▸ **WHAT IS ASKED**
Set down the material below in full, matching it exactly.

Source records:
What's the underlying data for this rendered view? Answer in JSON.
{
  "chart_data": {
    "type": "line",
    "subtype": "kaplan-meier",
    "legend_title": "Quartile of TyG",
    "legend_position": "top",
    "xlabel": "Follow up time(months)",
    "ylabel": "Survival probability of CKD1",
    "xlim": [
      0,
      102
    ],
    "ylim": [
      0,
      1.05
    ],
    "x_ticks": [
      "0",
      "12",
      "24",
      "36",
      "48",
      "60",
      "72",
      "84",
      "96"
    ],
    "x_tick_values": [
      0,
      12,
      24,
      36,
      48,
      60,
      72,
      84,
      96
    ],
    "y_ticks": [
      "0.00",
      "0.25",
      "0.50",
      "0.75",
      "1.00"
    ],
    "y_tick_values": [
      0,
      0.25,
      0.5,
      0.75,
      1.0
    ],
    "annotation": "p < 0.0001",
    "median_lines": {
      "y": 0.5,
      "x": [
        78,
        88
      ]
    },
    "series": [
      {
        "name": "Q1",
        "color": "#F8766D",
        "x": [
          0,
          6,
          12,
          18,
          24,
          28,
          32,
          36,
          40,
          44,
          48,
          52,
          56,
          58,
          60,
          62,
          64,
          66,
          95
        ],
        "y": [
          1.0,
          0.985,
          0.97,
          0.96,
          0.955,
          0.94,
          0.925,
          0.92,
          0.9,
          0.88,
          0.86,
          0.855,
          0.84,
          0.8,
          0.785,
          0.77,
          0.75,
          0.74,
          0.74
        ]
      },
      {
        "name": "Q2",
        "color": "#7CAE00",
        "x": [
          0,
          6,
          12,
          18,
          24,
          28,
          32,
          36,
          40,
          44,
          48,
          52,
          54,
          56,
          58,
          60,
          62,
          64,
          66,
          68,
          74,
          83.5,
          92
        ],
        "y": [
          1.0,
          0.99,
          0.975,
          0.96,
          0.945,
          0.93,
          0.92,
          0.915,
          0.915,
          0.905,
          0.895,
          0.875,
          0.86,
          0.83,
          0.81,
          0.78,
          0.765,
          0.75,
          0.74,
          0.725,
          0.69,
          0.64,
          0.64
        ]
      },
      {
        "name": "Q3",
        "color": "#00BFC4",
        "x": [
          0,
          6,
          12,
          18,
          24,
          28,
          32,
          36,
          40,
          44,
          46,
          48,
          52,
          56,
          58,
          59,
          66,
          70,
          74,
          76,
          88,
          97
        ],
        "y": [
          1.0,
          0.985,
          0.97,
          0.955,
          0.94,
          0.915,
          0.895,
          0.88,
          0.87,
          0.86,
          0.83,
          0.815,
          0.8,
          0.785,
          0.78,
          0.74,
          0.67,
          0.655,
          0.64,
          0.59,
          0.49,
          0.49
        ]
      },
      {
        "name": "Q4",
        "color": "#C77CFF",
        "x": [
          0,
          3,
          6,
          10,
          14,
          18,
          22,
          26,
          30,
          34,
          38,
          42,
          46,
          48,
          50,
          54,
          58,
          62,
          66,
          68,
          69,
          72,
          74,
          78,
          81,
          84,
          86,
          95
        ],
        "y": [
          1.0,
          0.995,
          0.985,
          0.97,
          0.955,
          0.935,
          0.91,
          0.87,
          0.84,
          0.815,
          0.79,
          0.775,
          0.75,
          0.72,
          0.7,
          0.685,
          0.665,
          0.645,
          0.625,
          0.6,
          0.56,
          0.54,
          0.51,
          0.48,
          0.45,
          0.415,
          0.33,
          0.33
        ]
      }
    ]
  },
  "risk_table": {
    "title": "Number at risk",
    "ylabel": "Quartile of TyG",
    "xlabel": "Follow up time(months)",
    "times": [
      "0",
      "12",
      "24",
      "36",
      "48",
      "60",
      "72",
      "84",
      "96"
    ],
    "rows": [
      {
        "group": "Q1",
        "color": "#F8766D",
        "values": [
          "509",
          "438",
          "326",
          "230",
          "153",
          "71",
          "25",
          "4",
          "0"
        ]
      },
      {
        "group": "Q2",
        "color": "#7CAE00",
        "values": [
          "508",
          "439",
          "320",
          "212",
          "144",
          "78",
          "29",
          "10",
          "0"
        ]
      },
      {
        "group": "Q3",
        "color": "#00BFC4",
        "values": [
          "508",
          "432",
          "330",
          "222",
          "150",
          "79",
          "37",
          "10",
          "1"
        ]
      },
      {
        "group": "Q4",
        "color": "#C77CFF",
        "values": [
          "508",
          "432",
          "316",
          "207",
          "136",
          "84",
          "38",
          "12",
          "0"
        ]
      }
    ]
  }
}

▸ **SOLVED PROBLEM**
What's the underlying data for this rendered view? Answer in JSON.
{
  "chart_data": {
    "type": "line",
    "subtype": "kaplan-meier",
    "legend_title": "Quartile of TyG",
    "legend_position": "top",
    "xlabel": "Follow up time(months)",
    "ylabel": "Survival probability of CKD1",
    "xlim": [
      0,
      102
    ],
    "ylim": [
      0,
      1.05
    ],
    "x_ticks": [
      "0",
      "12",
      "24",
      "36",
      "48",
      "60",
      "72",
      "84",
      "96"
    ],
    "x_tick_values": [
      0,
      12,
      24,
      36,
      48,
      60,
      72,
      84,
      96
    ],
    "y_ticks": [
      "0.00",
      "0.25",
      "0.50",
      "0.75",
      "1.00"
    ],
    "y_tick_values": [
      0,
      0.25,
      0.5,
      0.75,
      1.0
    ],
    "annotation": "p < 0.0001",
    "median_lines": {
      "y": 0.5,
      "x": [
        78,
        88
      ]
    },
    "series": [
      {
        "name": "Q1",
        "color": "#F8766D",
        "x": [
          0,
          6,
          12,
          18,
          24,
          28,
          32,
          36,
          40,
          44,
          48,
          52,
          56,
          58,
          60,
          62,
          64,
          66,
          95
        ],
        "y": [
          1.0,
          0.985,
          0.97,
          0.96,
          0.955,
          0.94,
          0.925,
          0.92,
          0.9,
          0.88,
          0.86,
          0.855,
          0.84,
          0.8,
          0.785,
          0.77,
          0.75,
          0.74,
          0.74
        ]
      },
      {
        "name": "Q2",
        "color": "#7CAE00",
        "x": [
          0,
          6,
          12,
          18,
          24,
          28,
          32,
          36,
          40,
          44,
          48,
          52,
          54,
          56,
          58,
          60,
          62,
          64,
          66,
          68,
          74,
          83.5,
          92
        ],
        "y": [
          1.0,
          0.99,
          0.975,
          0.96,
          0.945,
          0.93,
          0.92,
          0.915,
          0.915,
          0.905,
          0.895,
          0.875,
          0.86,
          0.83,
          0.81,
          0.78,
          0.765,
          0.75,
          0.74,
          0.725,
          0.69,
          0.64,
          0.64
        ]
      },
      {
        "name": "Q3",
        "color": "#00BFC4",
        "x": [
          0,
          6,
          12,
          18,
          24,
          28,
          32,
          36,
          40,
          44,
          46,
          48,
          52,
          56,
          58,
          59,
          66,
          70,
          74,
          76,
          88,
          97
        ],
        "y": [
          1.0,
          0.985,
          0.97,
          0.955,
          0.94,
          0.915,
          0.895,
          0.88,
          0.87,
          0.86,
          0.83,
          0.815,
          0.8,
          0.785,
          0.78,
          0.74,
          0.67,
          0.655,
          0.64,
          0.59,
          0.49,
          0.49
        ]
      },
      {
        "name": "Q4",
        "color": "#C77CFF",
        "x": [
          0,
          3,
          6,
          10,
          14,
          18,
          22,
          26,
          30,
          34,
          38,
          42,
          46,
          48,
          50,
          54,
          58,
          62,
          66,
          68,
          69,
          72,
          74,
          78,
          81,
          84,
          86,
          95
        ],
        "y": [
          1.0,
          0.995,
          0.985,
          0.97,
          0.955,
          0.935,
          0.91,
          0.87,
          0.84,
          0.815,
          0.79,
          0.775,
          0.75,
          0.72,
          0.7,
          0.685,
          0.665,
          0.645,
          0.625,
          0.6,
          0.56,
          0.54,
          0.51,
          0.48,
          0.45,
          0.415,
          0.33,
          0.33
        ]
      }
    ]
  },
  "risk_table": {
    "title": "Number at risk",
    "ylabel": "Quartile of TyG",
    "xlabel": "Follow up time(months)",
    "times": [
      "0",
      "12",
      "24",
      "36",
      "48",
      "60",
      "72",
      "84",
      "96"
    ],
    "rows": [
      {
        "group": "Q1",
        "color": "#F8766D",
        "values": [
          "509",
          "438",
          "326",
          "230",
          "153",
          "71",
          "25",
          "4",
          "0"
        ]
      },
      {
        "group": "Q2",
        "color": "#7CAE00",
        "values": [
          "508",
          "439",
          "320",
          "212",
          "144",
          "78",
          "29",
          "10",
          "0"
        ]
      },
      {
        "group": "Q3",
        "color": "#00BFC4",
        "values": [
          "508",
          "432",
          "330",
          "222",
          "150",
          "79",
          "37",
          "10",
          "1"
        ]
      },
      {
        "group": "Q4",
        "color": "#C77CFF",
        "values": [
          "508",
          "432",
          "316",
          "207",
          "136",
          "84",
          "38",
          "12",
          "0"
        ]
      }
    ]
  }
}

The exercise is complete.